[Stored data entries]
________________________

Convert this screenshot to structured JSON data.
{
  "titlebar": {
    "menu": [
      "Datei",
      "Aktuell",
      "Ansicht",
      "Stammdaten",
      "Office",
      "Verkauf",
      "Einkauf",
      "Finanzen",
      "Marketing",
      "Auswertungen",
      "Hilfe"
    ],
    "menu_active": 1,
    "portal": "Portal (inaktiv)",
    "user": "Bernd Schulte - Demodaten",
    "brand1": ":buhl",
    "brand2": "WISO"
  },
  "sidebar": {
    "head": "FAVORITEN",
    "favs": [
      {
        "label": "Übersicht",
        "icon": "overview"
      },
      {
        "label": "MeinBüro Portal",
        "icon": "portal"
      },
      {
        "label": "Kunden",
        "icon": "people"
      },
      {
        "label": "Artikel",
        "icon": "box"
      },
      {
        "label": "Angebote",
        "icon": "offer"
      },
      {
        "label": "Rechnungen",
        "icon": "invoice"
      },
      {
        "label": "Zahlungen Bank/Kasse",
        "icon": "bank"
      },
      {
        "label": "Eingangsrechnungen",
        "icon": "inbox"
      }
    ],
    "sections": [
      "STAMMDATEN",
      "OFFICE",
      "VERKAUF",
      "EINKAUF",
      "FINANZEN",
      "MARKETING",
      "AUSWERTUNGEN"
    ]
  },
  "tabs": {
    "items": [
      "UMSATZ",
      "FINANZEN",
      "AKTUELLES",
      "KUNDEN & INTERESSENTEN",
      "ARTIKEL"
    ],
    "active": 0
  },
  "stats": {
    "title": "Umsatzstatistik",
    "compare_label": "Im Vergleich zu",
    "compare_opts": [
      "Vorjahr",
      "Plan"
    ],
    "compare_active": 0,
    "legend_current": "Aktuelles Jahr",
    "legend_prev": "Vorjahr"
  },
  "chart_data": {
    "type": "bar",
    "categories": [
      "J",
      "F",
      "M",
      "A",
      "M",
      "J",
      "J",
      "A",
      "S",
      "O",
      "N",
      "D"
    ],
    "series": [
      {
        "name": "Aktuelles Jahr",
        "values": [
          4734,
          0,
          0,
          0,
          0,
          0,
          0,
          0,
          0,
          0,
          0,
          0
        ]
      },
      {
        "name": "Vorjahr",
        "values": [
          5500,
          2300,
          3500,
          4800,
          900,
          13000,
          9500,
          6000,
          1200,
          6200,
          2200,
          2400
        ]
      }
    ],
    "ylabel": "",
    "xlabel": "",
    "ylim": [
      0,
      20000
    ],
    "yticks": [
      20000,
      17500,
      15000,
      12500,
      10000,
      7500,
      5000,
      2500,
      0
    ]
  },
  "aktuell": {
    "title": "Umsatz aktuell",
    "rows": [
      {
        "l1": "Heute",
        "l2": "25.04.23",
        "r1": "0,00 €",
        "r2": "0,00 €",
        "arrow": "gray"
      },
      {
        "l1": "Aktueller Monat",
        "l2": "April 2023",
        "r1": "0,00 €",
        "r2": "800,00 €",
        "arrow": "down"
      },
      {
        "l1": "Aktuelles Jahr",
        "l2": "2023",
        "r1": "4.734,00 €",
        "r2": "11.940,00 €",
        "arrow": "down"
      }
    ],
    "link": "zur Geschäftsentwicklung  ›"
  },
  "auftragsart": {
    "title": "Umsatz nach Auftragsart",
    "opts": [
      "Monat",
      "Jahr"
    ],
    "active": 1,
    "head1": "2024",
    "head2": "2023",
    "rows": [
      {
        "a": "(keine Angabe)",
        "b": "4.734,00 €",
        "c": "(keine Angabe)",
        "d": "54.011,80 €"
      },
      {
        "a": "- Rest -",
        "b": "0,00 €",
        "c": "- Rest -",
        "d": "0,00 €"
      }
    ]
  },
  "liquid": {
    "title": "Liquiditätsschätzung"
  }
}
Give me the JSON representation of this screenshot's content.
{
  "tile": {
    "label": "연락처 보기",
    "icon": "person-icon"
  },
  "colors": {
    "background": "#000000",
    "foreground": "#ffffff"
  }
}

________________________

**Requirements:** Reproduce the lines of the entries above exactly, but only from the line containing "Give me the" through the final line.

**Task response:**
Give me the JSON representation of this screenshot's content.
{
  "tile": {
    "label": "연락처 보기",
    "icon": "person-icon"
  },
  "colors": {
    "background": "#000000",
    "foreground": "#ffffff"
  }
}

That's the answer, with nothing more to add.